■ To be done ■
Select, from the material below, each line with "汕头市潮阳实验学校" in it.

■ Records supplied ■
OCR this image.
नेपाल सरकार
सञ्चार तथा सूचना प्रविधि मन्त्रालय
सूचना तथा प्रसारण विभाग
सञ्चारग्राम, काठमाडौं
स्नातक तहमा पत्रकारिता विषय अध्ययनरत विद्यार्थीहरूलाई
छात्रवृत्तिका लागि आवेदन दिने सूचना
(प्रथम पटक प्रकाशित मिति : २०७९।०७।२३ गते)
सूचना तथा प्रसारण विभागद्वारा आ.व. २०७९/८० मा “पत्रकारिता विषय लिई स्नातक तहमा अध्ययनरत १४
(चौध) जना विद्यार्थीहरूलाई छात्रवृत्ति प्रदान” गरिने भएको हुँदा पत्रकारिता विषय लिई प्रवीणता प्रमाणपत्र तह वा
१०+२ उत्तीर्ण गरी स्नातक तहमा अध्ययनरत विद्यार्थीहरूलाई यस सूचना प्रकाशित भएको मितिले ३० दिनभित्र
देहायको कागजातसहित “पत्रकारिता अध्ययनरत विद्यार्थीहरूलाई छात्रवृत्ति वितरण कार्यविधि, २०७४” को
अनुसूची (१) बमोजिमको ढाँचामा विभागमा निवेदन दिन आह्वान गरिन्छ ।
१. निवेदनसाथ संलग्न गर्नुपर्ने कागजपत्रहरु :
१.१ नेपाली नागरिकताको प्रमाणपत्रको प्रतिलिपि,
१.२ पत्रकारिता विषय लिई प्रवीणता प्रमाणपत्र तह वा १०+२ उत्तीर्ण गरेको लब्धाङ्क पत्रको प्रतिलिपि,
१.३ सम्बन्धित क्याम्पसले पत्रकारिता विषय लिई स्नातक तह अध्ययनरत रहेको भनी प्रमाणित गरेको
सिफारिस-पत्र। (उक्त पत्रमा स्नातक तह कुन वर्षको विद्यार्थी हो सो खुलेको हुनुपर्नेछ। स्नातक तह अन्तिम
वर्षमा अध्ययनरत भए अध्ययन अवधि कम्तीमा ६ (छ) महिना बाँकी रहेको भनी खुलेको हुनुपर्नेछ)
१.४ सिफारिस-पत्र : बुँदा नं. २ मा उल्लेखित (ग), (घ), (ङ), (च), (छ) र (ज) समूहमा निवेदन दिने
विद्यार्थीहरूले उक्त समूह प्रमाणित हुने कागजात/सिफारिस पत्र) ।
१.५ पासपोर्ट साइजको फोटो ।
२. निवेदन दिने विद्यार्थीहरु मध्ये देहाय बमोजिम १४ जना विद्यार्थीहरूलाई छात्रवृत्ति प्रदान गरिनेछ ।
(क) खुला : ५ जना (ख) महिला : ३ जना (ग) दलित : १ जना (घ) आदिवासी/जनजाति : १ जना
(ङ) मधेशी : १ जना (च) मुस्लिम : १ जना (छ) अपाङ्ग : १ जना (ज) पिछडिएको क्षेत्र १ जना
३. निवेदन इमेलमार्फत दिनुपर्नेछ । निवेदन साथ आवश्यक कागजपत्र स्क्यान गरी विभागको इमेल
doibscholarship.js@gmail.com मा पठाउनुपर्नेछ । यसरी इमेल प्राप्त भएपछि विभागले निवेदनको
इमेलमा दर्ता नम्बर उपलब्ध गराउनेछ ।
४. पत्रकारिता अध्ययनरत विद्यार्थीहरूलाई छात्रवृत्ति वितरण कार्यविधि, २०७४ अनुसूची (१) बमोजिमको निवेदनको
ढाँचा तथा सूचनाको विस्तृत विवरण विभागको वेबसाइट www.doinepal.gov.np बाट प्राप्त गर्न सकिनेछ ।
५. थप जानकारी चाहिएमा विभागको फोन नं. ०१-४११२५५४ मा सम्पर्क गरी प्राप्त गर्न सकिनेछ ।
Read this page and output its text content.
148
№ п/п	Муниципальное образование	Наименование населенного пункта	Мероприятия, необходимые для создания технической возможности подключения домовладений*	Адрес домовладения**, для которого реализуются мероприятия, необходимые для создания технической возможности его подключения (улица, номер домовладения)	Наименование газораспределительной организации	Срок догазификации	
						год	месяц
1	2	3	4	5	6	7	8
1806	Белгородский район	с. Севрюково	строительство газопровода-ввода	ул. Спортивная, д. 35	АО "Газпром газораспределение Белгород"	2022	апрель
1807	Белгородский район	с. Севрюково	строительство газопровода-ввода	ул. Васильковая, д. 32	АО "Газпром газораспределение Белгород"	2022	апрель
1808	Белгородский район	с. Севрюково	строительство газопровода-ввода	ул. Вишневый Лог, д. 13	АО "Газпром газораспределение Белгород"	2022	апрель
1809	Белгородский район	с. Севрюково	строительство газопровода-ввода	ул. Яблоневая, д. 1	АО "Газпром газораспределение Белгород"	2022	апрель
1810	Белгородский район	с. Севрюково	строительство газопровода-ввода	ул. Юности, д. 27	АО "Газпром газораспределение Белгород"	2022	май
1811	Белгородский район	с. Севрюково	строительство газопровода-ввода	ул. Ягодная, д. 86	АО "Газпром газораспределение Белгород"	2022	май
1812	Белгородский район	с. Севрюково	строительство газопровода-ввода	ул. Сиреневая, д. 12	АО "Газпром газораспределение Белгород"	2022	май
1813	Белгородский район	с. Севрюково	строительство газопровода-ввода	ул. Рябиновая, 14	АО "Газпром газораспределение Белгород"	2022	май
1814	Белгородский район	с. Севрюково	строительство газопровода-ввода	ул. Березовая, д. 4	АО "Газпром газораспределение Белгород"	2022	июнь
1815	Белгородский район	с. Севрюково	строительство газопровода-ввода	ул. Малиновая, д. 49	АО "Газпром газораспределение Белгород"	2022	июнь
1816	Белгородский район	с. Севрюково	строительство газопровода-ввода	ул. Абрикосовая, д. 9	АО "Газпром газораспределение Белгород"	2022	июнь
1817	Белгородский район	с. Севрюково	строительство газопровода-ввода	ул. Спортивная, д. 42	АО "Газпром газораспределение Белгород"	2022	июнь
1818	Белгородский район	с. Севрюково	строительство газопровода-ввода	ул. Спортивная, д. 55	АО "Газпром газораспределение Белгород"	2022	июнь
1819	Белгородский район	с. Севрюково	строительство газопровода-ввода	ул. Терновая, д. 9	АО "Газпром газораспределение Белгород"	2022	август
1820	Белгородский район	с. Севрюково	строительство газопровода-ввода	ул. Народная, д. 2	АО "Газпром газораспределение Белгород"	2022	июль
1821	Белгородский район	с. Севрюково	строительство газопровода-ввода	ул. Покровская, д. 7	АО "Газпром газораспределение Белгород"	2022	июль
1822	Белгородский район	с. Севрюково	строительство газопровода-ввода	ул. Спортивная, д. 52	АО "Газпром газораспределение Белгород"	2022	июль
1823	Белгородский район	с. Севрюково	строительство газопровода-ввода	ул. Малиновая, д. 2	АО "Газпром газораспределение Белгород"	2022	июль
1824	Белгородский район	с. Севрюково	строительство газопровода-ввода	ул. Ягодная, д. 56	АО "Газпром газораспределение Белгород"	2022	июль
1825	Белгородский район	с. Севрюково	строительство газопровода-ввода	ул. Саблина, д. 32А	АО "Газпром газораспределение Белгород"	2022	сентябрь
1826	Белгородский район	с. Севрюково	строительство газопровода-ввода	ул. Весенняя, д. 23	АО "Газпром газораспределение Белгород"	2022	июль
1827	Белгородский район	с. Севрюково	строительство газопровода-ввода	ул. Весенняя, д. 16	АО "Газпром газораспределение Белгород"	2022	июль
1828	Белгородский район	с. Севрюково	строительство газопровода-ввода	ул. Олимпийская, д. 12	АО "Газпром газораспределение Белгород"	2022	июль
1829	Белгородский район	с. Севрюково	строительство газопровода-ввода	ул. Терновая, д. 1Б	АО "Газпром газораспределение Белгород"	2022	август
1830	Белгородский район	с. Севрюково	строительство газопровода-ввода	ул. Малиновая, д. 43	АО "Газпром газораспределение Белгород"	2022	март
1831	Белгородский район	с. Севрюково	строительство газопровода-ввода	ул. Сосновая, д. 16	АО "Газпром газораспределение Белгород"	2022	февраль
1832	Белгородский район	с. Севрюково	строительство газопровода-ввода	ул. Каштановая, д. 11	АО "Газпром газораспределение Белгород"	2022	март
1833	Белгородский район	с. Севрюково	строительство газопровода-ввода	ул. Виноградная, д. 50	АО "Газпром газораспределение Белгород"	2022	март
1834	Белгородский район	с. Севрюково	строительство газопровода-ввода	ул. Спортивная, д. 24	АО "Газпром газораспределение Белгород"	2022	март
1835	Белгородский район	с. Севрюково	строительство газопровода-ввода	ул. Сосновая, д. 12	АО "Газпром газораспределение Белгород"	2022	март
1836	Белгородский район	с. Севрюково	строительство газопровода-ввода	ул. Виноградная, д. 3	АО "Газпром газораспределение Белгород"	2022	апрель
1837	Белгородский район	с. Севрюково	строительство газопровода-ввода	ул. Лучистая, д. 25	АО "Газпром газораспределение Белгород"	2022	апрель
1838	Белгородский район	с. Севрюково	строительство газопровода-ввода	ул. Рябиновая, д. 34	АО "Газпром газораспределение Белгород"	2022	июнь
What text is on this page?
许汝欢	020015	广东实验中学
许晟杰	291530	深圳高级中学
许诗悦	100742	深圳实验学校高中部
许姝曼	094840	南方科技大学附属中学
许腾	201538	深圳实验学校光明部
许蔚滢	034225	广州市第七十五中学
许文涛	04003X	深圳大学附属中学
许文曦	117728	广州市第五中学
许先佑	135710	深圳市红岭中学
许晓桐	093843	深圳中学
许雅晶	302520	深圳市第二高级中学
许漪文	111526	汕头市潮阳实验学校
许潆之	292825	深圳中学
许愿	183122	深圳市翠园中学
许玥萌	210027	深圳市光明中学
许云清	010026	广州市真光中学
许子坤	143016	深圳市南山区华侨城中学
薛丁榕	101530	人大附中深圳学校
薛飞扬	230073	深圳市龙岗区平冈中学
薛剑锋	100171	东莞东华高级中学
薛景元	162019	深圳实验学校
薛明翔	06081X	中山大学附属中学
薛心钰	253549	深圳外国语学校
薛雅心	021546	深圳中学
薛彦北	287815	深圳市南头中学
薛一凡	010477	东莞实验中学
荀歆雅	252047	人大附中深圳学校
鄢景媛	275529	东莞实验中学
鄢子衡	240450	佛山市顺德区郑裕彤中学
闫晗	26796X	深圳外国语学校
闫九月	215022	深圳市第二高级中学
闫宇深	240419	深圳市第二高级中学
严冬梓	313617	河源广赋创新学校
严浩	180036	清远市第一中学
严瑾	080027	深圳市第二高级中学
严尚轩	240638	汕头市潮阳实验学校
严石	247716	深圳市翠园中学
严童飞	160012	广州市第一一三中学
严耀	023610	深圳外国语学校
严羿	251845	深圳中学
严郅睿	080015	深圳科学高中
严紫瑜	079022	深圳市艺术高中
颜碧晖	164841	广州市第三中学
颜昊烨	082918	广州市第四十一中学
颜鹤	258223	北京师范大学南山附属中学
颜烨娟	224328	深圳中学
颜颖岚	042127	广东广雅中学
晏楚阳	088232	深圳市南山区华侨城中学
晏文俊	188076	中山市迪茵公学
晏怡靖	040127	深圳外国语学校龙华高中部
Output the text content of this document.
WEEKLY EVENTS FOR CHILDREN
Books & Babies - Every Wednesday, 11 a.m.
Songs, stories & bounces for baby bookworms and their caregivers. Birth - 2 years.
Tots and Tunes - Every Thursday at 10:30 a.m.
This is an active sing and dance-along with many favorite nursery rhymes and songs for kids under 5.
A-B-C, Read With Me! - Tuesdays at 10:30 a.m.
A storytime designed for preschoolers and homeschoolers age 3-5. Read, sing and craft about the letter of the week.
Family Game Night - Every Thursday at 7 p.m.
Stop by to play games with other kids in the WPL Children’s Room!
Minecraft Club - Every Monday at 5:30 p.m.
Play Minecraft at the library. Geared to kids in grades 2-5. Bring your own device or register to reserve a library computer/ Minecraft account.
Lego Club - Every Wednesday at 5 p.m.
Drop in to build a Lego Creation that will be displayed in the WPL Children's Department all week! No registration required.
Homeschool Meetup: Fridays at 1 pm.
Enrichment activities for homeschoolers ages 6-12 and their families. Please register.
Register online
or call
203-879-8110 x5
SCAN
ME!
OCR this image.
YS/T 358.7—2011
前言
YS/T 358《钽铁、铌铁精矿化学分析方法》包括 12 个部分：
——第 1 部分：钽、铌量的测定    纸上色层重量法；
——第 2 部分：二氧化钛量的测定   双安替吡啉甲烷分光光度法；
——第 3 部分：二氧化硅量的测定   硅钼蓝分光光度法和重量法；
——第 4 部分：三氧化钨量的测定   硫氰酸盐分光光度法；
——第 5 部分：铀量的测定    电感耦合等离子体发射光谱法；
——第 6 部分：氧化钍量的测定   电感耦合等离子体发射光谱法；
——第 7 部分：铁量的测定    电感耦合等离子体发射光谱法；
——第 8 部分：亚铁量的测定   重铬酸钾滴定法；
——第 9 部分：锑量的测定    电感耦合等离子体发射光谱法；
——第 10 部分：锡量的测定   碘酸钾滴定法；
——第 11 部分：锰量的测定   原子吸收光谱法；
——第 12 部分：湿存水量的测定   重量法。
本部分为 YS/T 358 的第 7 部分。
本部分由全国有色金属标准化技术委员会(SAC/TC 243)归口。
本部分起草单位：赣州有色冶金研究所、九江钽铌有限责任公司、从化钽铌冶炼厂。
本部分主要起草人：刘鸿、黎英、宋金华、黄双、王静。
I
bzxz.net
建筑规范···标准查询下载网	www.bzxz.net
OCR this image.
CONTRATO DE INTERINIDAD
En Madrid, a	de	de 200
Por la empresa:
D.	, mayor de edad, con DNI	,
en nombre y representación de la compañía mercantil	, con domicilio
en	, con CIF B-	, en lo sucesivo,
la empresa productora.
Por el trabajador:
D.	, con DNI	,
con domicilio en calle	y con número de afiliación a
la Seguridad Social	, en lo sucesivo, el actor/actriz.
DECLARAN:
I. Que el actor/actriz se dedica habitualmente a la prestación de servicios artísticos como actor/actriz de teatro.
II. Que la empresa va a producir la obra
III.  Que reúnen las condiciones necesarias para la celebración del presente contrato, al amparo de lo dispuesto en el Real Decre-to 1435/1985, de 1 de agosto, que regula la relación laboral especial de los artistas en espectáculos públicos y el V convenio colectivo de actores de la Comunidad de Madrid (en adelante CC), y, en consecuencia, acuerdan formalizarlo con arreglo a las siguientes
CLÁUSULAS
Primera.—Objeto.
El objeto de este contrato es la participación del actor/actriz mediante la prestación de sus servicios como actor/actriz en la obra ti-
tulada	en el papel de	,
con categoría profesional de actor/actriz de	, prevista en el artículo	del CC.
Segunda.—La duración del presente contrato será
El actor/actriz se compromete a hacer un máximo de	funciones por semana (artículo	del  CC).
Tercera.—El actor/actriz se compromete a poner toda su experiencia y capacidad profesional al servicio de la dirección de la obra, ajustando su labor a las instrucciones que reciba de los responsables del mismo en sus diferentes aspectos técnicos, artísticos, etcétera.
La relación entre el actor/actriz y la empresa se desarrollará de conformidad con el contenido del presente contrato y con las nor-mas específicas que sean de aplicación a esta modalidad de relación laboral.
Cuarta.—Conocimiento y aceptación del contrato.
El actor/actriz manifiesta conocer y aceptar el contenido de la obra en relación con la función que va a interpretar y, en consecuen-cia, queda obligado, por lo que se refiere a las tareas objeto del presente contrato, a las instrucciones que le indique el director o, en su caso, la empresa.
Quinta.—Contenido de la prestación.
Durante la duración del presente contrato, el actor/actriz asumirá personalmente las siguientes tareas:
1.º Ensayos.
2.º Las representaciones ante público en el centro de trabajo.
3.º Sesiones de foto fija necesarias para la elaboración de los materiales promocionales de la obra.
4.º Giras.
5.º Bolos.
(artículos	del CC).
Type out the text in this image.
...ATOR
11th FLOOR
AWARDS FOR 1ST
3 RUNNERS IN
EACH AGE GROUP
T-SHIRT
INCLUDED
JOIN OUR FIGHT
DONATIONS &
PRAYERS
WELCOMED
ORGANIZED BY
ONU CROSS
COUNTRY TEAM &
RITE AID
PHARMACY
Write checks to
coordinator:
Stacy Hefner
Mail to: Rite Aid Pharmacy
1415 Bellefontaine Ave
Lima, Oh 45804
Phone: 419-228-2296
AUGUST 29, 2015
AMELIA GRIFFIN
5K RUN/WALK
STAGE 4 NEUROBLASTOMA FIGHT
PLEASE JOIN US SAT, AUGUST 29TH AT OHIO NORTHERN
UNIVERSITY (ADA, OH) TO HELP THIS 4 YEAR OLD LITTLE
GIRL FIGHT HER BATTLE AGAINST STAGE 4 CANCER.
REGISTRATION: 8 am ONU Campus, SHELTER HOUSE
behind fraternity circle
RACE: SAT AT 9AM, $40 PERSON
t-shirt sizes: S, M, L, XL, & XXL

■ The answer ■
许漪文	111526	汕头市潮阳实验学校
严尚轩	240638	汕头市潮阳实验学校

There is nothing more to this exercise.